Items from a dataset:
════════════════

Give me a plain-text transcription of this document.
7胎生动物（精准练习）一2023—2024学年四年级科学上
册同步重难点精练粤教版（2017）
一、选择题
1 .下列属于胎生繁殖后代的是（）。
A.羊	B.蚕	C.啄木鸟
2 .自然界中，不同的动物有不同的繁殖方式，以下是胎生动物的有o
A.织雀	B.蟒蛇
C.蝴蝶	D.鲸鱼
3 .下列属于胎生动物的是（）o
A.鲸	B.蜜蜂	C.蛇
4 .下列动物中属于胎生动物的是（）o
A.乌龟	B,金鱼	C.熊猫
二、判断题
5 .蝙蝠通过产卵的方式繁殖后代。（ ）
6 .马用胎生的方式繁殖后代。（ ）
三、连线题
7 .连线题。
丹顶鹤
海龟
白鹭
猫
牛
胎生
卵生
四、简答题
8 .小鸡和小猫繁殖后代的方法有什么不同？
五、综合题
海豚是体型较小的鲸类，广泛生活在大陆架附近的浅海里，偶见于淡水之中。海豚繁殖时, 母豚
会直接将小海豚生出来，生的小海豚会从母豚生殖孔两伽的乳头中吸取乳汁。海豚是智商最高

════════════════

## TASK DIRECTIONS
Print every record exactly as it was given.

## TASK OUTPUT
Give me a plain-text transcription of this document.
7胎生动物（精准练习）一2023—2024学年四年级科学上
册同步重难点精练粤教版（2017）
一、选择题
1 .下列属于胎生繁殖后代的是（）。
A.羊	B.蚕	C.啄木鸟
2 .自然界中，不同的动物有不同的繁殖方式，以下是胎生动物的有o
A.织雀	B.蟒蛇
C.蝴蝶	D.鲸鱼
3 .下列属于胎生动物的是（）o
A.鲸	B.蜜蜂	C.蛇
4 .下列动物中属于胎生动物的是（）o
A.乌龟	B,金鱼	C.熊猫
二、判断题
5 .蝙蝠通过产卵的方式繁殖后代。（ ）
6 .马用胎生的方式繁殖后代。（ ）
三、连线题
7 .连线题。
丹顶鹤
海龟
白鹭
猫
牛
胎生
卵生
四、简答题
8 .小鸡和小猫繁殖后代的方法有什么不同？
五、综合题
海豚是体型较小的鲸类，广泛生活在大陆架附近的浅海里，偶见于淡水之中。海豚繁殖时, 母豚
会直接将小海豚生出来，生的小海豚会从母豚生殖孔两伽的乳头中吸取乳汁。海豚是智商最高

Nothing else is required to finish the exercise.